▶ _Objective_:
All lines featuring the string "type" are to be listed.
+ + +
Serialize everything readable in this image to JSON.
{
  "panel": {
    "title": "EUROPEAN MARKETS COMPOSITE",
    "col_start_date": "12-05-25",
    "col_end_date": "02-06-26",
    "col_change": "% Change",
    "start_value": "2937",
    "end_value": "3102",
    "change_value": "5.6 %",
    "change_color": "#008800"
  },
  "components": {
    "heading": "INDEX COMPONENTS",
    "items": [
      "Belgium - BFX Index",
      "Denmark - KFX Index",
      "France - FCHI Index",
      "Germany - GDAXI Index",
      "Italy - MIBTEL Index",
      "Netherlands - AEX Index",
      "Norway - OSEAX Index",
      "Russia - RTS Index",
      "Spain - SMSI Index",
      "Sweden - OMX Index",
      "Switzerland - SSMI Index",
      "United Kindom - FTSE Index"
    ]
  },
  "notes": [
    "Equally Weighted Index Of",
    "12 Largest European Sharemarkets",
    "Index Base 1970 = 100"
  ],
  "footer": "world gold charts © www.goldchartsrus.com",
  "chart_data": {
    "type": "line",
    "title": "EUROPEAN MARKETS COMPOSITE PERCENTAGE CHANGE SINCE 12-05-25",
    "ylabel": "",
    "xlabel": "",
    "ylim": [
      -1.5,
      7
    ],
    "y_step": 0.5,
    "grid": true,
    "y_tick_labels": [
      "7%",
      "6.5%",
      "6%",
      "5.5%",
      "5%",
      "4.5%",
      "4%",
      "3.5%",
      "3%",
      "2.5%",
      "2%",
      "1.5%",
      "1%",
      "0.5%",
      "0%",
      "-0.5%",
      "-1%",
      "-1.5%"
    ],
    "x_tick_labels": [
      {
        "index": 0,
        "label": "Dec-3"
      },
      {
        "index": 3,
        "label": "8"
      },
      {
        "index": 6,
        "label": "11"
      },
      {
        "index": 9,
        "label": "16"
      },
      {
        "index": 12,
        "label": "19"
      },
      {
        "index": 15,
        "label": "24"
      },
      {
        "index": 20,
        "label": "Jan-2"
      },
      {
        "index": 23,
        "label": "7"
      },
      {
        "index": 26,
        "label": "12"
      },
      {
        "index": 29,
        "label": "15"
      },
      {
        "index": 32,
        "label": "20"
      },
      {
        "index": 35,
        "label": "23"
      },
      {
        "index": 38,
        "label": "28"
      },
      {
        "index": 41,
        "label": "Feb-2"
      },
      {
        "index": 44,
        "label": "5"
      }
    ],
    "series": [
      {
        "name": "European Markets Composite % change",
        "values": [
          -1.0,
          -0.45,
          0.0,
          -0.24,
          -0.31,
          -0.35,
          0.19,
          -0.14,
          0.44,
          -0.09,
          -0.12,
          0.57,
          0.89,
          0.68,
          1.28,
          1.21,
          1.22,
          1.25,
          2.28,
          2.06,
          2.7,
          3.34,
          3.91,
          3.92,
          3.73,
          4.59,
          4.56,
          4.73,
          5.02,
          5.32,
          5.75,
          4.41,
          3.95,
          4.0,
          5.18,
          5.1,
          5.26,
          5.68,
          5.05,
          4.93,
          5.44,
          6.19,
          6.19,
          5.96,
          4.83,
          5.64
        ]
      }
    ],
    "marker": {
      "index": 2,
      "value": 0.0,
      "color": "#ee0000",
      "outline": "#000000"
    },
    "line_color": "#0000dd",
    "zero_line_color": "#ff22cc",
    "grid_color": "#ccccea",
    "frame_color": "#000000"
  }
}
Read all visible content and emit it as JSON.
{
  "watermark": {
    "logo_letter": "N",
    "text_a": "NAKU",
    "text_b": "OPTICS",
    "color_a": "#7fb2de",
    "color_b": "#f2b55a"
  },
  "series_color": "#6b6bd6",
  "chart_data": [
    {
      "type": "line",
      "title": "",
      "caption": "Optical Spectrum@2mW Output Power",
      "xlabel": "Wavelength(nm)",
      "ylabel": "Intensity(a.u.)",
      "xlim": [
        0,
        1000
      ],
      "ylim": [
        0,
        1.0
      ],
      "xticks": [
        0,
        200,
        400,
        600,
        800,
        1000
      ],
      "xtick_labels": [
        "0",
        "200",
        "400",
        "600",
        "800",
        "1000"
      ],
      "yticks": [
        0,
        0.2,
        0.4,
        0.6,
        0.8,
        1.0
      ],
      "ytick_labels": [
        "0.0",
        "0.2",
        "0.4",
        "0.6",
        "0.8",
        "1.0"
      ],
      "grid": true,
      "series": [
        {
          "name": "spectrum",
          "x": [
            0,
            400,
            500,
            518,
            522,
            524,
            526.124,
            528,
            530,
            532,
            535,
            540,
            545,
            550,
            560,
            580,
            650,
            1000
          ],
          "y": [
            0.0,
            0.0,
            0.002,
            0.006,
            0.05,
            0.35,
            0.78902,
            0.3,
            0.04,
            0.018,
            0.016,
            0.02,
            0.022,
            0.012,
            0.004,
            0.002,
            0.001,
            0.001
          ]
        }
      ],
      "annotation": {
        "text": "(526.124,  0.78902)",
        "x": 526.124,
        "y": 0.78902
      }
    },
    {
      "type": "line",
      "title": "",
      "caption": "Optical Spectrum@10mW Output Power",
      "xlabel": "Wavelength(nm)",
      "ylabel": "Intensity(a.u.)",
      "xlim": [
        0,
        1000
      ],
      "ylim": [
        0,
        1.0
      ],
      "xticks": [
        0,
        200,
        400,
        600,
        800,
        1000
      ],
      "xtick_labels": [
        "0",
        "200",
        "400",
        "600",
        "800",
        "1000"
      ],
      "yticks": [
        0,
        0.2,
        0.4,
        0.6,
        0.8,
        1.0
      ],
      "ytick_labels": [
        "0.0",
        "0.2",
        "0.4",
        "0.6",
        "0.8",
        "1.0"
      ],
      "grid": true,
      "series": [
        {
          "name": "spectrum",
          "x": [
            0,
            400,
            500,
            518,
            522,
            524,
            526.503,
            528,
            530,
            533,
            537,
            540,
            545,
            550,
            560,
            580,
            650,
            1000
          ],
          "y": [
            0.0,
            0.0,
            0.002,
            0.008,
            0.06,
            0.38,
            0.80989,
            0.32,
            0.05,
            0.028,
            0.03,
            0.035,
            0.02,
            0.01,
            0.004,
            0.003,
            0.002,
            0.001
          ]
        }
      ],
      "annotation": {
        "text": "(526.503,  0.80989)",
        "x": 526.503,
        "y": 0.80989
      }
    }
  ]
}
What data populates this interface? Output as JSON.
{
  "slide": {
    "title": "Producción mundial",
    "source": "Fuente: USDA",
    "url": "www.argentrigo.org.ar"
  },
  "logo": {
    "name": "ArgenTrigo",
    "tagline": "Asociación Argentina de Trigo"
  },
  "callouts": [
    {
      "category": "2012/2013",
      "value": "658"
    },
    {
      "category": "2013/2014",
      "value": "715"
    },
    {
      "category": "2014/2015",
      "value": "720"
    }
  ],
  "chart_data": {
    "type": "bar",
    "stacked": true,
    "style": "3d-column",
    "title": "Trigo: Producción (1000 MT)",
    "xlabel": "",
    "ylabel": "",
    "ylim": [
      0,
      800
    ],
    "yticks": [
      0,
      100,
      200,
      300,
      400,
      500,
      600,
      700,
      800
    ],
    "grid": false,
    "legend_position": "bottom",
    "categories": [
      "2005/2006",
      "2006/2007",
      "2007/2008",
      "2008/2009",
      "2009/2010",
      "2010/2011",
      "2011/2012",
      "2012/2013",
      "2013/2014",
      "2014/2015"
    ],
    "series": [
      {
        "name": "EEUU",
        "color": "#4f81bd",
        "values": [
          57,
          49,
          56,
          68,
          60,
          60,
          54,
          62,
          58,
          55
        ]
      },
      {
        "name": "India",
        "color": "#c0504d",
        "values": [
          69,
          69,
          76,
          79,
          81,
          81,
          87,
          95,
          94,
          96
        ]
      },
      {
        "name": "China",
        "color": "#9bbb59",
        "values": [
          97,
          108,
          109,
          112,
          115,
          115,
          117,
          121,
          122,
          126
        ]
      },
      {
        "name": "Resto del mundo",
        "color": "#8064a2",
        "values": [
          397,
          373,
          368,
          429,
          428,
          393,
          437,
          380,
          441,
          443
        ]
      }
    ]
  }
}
+ + +
▶ _Output of the task_:
    "type": "line",
      "type": "line",
      "type": "line",
    "type": "bar",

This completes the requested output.